Aim of the exercise → Extract each line from the entries below that has the string "title" in it.
+++ Data provided
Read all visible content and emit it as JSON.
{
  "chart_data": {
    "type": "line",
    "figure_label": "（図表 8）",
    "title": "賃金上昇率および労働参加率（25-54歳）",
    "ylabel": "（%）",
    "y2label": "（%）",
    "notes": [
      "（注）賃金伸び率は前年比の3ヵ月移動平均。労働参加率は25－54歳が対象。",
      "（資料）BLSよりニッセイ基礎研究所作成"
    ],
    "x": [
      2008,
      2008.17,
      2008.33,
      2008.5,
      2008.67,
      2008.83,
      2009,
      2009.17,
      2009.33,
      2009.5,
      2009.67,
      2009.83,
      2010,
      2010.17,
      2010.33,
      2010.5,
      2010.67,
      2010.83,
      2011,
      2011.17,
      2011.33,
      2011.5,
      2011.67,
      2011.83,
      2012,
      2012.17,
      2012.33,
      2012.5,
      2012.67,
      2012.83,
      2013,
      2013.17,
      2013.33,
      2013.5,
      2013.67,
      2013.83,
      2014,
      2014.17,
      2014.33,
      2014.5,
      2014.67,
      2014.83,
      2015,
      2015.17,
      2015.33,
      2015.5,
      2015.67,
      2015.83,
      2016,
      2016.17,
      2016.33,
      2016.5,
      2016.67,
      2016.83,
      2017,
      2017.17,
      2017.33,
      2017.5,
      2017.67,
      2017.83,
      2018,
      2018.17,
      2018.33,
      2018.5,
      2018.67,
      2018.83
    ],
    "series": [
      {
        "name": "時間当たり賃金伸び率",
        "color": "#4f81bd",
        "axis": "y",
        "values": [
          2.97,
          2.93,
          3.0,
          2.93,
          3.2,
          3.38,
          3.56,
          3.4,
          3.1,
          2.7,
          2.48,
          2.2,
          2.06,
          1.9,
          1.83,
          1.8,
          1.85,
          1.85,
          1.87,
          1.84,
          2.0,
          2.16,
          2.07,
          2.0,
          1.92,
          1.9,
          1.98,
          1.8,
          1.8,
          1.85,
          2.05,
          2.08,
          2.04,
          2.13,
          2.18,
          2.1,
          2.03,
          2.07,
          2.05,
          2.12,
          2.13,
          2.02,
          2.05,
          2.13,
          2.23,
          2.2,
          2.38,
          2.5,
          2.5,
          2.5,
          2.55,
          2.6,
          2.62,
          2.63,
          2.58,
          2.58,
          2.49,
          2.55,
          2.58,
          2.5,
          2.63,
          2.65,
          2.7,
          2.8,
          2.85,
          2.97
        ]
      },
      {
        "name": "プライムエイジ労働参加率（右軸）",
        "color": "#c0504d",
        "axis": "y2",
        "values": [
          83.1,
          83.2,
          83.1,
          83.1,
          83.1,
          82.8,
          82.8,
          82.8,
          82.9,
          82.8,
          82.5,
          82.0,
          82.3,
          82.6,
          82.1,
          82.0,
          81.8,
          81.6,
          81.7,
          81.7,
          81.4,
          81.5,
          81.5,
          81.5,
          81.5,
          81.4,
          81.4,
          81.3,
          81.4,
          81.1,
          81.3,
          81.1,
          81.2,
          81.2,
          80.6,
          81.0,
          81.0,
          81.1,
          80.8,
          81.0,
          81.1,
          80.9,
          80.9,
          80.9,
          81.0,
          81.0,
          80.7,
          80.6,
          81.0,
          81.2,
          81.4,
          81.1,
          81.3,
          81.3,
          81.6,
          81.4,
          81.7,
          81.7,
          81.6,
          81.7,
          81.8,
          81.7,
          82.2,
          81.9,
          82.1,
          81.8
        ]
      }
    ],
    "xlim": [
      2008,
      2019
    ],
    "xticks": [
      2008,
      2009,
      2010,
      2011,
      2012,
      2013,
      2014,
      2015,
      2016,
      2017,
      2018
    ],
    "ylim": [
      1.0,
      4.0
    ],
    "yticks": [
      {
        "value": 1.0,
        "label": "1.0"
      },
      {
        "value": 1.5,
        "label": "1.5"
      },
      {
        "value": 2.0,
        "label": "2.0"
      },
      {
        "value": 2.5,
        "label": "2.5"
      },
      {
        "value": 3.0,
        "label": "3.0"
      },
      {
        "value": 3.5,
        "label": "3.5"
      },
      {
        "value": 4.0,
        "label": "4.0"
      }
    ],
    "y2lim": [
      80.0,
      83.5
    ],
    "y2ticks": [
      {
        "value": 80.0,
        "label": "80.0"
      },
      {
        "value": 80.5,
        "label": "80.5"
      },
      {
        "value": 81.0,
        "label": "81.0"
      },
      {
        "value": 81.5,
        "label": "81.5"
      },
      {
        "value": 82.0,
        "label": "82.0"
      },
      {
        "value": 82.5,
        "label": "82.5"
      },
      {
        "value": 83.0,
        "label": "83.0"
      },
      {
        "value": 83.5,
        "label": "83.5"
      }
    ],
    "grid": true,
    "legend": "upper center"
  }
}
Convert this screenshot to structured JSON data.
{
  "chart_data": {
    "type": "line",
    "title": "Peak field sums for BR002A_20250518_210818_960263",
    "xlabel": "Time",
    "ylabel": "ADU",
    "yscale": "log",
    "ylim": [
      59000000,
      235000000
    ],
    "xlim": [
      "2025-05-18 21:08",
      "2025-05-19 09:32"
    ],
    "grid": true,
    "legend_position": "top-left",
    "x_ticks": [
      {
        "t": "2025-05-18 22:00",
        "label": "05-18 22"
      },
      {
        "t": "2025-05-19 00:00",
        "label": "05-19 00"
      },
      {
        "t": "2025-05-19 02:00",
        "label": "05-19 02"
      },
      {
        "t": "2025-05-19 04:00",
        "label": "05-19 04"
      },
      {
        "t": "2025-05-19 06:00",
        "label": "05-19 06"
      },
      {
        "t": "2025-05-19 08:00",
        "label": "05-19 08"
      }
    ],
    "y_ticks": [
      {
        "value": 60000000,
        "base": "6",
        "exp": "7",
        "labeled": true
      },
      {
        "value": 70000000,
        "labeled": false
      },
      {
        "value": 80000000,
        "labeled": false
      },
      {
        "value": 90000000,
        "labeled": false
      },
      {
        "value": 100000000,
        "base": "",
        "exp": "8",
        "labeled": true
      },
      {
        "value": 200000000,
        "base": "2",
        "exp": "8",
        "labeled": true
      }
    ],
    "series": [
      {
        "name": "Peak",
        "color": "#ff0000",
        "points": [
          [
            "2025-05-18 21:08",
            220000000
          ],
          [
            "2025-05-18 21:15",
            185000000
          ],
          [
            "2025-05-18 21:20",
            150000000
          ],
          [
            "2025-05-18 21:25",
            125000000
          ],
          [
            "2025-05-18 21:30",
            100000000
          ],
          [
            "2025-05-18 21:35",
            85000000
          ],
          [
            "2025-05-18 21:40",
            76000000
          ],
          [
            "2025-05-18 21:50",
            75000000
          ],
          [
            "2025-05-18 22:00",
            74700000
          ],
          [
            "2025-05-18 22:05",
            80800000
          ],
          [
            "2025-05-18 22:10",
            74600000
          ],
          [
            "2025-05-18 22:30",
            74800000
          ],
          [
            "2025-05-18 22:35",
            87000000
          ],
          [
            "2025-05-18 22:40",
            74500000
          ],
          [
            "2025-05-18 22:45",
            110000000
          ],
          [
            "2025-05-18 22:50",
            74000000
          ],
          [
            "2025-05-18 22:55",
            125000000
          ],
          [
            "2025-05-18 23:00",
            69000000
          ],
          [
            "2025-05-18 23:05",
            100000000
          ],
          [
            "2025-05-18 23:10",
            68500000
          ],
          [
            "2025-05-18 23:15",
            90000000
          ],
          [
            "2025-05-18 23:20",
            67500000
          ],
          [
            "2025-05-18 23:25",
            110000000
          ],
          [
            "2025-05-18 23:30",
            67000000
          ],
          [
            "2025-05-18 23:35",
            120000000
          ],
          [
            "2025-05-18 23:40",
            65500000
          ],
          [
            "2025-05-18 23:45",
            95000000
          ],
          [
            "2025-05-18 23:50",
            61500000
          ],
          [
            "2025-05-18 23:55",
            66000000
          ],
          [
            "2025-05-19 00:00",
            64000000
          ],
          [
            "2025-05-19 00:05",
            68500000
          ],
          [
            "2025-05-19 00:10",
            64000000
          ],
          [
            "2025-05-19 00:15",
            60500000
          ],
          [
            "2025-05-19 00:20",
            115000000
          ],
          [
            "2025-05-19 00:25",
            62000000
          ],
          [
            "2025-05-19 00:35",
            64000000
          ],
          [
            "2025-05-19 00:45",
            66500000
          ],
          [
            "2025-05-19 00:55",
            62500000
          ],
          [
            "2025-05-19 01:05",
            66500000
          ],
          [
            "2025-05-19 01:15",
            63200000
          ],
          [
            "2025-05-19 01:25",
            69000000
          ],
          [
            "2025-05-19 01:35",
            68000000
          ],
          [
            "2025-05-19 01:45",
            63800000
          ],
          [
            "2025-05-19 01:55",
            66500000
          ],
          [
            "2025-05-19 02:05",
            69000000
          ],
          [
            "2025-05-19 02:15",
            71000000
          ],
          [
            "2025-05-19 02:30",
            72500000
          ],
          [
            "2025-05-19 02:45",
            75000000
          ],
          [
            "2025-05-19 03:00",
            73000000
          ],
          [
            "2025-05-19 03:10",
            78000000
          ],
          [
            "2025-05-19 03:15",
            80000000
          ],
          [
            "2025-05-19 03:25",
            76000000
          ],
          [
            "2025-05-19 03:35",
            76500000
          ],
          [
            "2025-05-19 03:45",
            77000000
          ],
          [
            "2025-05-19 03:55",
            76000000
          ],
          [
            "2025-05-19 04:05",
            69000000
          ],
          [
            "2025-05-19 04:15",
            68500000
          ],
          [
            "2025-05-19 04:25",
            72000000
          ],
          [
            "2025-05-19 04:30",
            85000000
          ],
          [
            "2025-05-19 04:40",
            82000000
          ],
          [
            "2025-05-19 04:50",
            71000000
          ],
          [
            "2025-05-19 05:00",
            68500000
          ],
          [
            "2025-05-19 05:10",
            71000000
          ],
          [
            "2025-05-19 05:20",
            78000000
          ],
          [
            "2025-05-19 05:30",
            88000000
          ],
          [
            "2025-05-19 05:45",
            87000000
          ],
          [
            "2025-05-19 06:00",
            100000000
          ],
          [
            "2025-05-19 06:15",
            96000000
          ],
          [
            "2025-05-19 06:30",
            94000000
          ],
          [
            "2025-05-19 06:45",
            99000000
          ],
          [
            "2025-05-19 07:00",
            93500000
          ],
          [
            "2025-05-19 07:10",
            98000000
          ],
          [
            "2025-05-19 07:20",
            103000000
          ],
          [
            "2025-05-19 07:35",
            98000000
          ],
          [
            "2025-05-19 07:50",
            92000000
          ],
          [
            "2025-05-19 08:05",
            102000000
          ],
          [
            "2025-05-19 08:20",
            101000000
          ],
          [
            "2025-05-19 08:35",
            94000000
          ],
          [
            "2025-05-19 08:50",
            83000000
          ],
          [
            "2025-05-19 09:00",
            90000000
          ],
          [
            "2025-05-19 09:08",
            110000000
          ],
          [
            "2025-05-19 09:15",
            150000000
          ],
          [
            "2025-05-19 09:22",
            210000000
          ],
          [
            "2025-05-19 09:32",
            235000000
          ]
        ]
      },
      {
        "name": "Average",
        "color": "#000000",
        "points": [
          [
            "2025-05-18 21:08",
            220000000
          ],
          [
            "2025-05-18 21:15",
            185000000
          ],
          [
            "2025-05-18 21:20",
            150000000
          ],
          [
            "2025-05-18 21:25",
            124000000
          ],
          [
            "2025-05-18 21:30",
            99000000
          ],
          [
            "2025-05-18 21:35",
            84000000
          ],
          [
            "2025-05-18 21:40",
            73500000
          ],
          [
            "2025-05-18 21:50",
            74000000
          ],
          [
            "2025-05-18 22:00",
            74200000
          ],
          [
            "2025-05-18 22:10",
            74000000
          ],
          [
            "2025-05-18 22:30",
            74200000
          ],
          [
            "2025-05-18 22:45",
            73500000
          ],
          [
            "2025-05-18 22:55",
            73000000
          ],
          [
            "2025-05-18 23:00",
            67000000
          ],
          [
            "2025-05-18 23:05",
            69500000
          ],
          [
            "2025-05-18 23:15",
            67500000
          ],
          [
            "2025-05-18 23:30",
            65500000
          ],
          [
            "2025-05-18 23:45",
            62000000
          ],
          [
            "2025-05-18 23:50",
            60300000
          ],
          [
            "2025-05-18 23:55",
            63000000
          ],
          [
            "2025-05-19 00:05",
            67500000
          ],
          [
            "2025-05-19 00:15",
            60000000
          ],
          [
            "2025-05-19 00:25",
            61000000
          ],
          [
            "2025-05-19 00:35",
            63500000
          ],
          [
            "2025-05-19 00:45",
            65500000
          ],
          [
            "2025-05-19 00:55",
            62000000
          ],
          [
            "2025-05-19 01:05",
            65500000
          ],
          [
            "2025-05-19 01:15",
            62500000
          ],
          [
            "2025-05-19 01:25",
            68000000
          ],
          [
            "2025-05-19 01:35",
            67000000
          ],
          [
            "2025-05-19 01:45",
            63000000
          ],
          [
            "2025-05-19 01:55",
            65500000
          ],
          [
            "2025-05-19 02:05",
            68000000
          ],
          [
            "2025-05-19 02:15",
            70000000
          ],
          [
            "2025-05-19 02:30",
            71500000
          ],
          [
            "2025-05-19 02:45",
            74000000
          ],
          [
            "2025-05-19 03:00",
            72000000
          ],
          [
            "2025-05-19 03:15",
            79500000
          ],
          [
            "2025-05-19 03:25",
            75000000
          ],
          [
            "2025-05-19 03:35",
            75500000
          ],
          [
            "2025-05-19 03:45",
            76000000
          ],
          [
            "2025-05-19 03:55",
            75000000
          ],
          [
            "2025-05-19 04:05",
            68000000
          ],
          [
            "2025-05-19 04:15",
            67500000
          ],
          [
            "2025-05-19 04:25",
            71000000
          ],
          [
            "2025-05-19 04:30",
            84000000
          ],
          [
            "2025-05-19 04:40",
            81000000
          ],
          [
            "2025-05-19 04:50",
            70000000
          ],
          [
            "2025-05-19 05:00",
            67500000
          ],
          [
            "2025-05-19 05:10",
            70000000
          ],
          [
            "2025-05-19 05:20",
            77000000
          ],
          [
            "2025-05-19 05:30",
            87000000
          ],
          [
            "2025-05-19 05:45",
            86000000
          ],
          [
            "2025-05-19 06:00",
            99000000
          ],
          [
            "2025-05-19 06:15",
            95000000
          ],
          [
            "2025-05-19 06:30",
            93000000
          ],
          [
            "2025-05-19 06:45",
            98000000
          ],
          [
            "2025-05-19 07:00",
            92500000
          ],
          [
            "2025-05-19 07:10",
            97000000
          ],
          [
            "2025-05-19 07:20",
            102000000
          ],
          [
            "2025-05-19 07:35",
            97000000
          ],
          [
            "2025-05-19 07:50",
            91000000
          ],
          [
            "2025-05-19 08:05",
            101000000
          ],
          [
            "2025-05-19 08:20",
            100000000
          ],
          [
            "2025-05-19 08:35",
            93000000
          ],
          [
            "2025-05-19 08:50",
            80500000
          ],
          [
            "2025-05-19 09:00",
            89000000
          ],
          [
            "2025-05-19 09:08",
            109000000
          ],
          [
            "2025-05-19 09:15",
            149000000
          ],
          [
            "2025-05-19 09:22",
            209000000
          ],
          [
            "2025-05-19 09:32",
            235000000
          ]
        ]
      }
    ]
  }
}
++++++
Task output →
    "title": "賃金上昇率および労働参加率（25-54歳）",
    "title": "Peak field sums for BR002A_20250518_210818_960263",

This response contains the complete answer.